> **Objective**
Reproduce all lines of the listing below in which the word "plastic" occurs.

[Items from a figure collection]
----

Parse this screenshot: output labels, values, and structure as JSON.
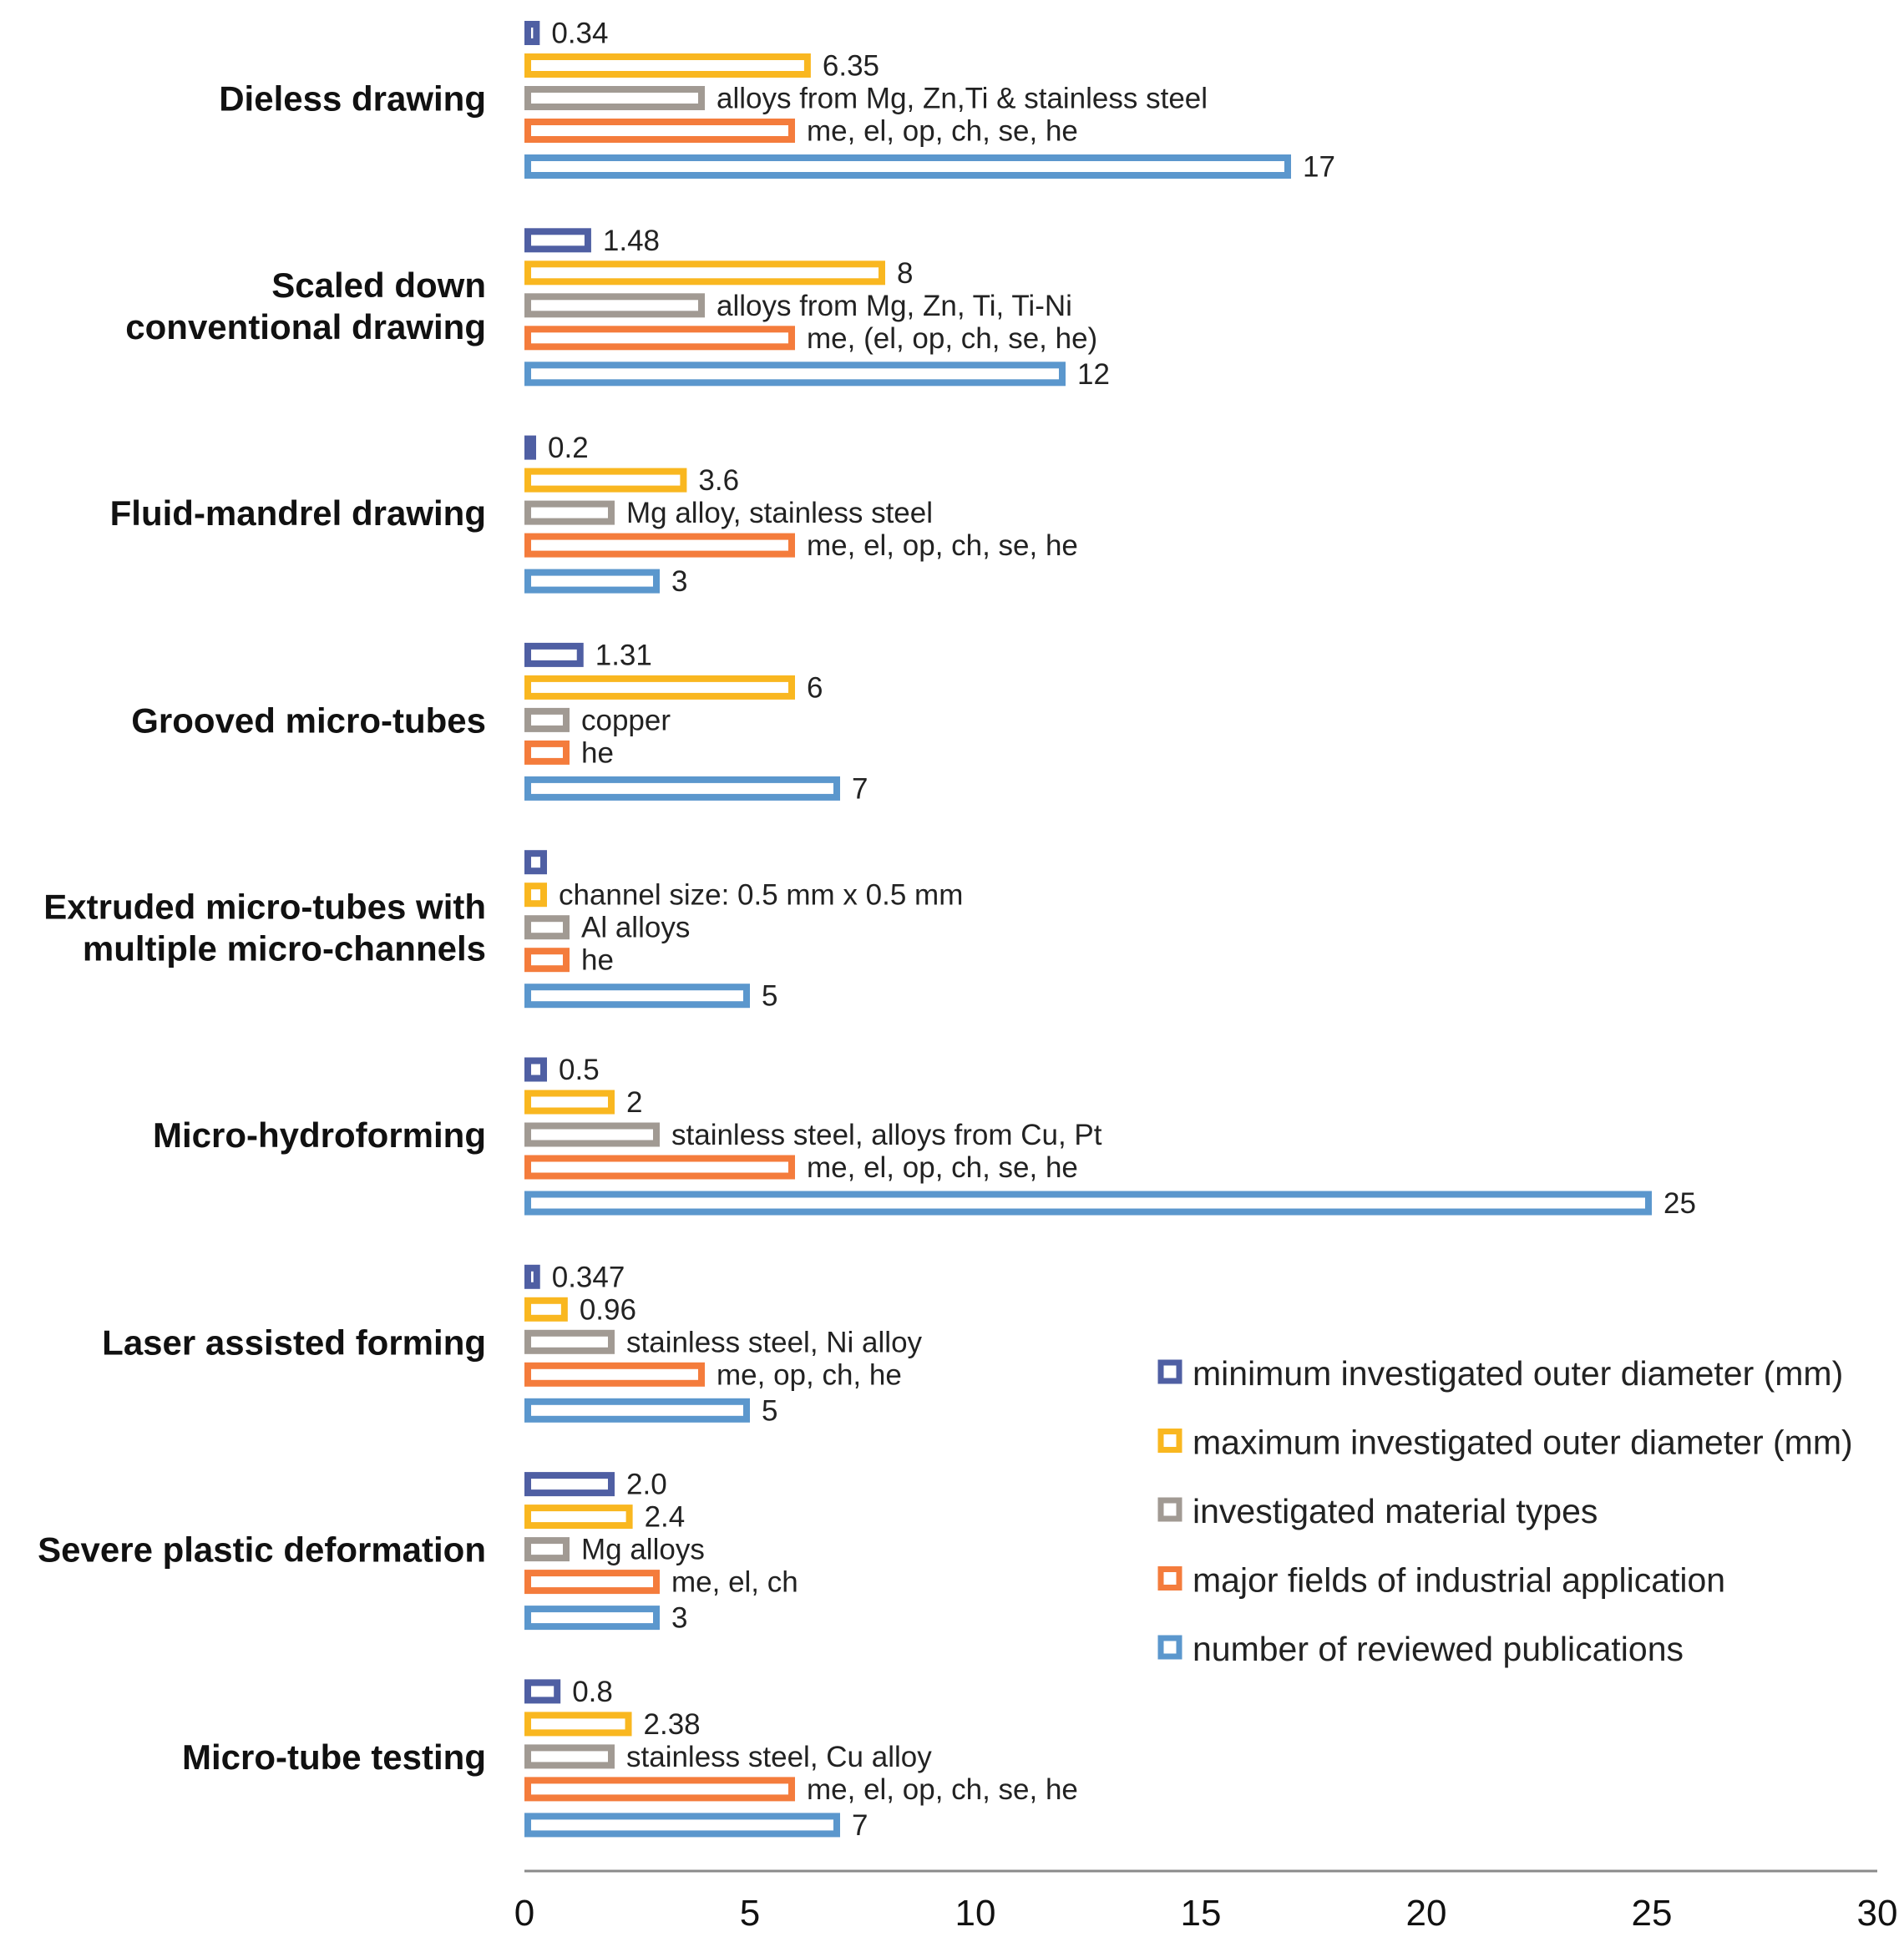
{
  "chart_data": {
    "type": "bar",
    "orientation": "horizontal",
    "xlim": [
      0,
      30
    ],
    "xticks": [
      "0",
      "5",
      "10",
      "15",
      "20",
      "25",
      "30"
    ],
    "grid": false,
    "legend_position": "bottom-right",
    "series": [
      {
        "name": "minimum investigated outer diameter (mm)",
        "color": "#4f5fa3"
      },
      {
        "name": "maximum investigated outer diameter (mm)",
        "color": "#f9b720"
      },
      {
        "name": "investigated material types",
        "color": "#a19a93"
      },
      {
        "name": "major fields of industrial application",
        "color": "#f47c3c"
      },
      {
        "name": "number of reviewed publications",
        "color": "#5b97cd"
      }
    ],
    "categories": [
      {
        "name": "Dieless drawing",
        "lines": [
          "Dieless drawing"
        ],
        "bars": [
          {
            "value": 0.34,
            "label": "0.34"
          },
          {
            "value": 6.35,
            "label": "6.35"
          },
          {
            "value": 4,
            "label": "alloys from Mg, Zn,Ti & stainless steel"
          },
          {
            "value": 6,
            "label": "me, el, op, ch, se, he"
          },
          {
            "value": 17,
            "label": "17"
          }
        ]
      },
      {
        "name": "Scaled down conventional drawing",
        "lines": [
          "Scaled down",
          "conventional drawing"
        ],
        "bars": [
          {
            "value": 1.48,
            "label": "1.48"
          },
          {
            "value": 8,
            "label": "8"
          },
          {
            "value": 4,
            "label": "alloys from Mg, Zn, Ti, Ti-Ni"
          },
          {
            "value": 6,
            "label": "me, (el, op, ch, se, he)"
          },
          {
            "value": 12,
            "label": "12"
          }
        ]
      },
      {
        "name": "Fluid-mandrel drawing",
        "lines": [
          "Fluid-mandrel drawing"
        ],
        "bars": [
          {
            "value": 0.2,
            "label": "0.2"
          },
          {
            "value": 3.6,
            "label": "3.6"
          },
          {
            "value": 2,
            "label": "Mg alloy, stainless steel"
          },
          {
            "value": 6,
            "label": "me, el, op, ch, se, he"
          },
          {
            "value": 3,
            "label": "3"
          }
        ]
      },
      {
        "name": "Grooved micro-tubes",
        "lines": [
          "Grooved micro-tubes"
        ],
        "bars": [
          {
            "value": 1.31,
            "label": "1.31"
          },
          {
            "value": 6,
            "label": "6"
          },
          {
            "value": 1,
            "label": "copper"
          },
          {
            "value": 1,
            "label": "he"
          },
          {
            "value": 7,
            "label": "7"
          }
        ]
      },
      {
        "name": "Extruded micro-tubes with multiple micro-channels",
        "lines": [
          "Extruded micro-tubes with",
          "multiple micro-channels"
        ],
        "bars": [
          {
            "value": 0.5,
            "label": ""
          },
          {
            "value": 0.5,
            "label": "channel size: 0.5 mm x 0.5 mm"
          },
          {
            "value": 1,
            "label": "Al alloys"
          },
          {
            "value": 1,
            "label": "he"
          },
          {
            "value": 5,
            "label": "5"
          }
        ]
      },
      {
        "name": "Micro-hydroforming",
        "lines": [
          "Micro-hydroforming"
        ],
        "bars": [
          {
            "value": 0.5,
            "label": "0.5"
          },
          {
            "value": 2,
            "label": "2"
          },
          {
            "value": 3,
            "label": "stainless steel, alloys from Cu, Pt"
          },
          {
            "value": 6,
            "label": "me, el, op, ch, se, he"
          },
          {
            "value": 25,
            "label": "25"
          }
        ]
      },
      {
        "name": "Laser assisted forming",
        "lines": [
          "Laser assisted forming"
        ],
        "bars": [
          {
            "value": 0.347,
            "label": "0.347"
          },
          {
            "value": 0.96,
            "label": "0.96"
          },
          {
            "value": 2,
            "label": "stainless steel, Ni alloy"
          },
          {
            "value": 4,
            "label": "me, op, ch, he"
          },
          {
            "value": 5,
            "label": "5"
          }
        ]
      },
      {
        "name": "Severe plastic deformation",
        "lines": [
          "Severe plastic deformation"
        ],
        "bars": [
          {
            "value": 2.0,
            "label": "2.0"
          },
          {
            "value": 2.4,
            "label": "2.4"
          },
          {
            "value": 1,
            "label": "Mg alloys"
          },
          {
            "value": 3,
            "label": "me, el, ch"
          },
          {
            "value": 3,
            "label": "3"
          }
        ]
      },
      {
        "name": "Micro-tube testing",
        "lines": [
          "Micro-tube testing"
        ],
        "bars": [
          {
            "value": 0.8,
            "label": "0.8"
          },
          {
            "value": 2.38,
            "label": "2.38"
          },
          {
            "value": 2,
            "label": "stainless steel, Cu alloy"
          },
          {
            "value": 6,
            "label": "me, el, op, ch, se, he"
          },
          {
            "value": 7,
            "label": "7"
          }
        ]
      }
    ]
  }
}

----

> **Answer to this task**
        "name": "Severe plastic deformation",
          "Severe plastic deformation"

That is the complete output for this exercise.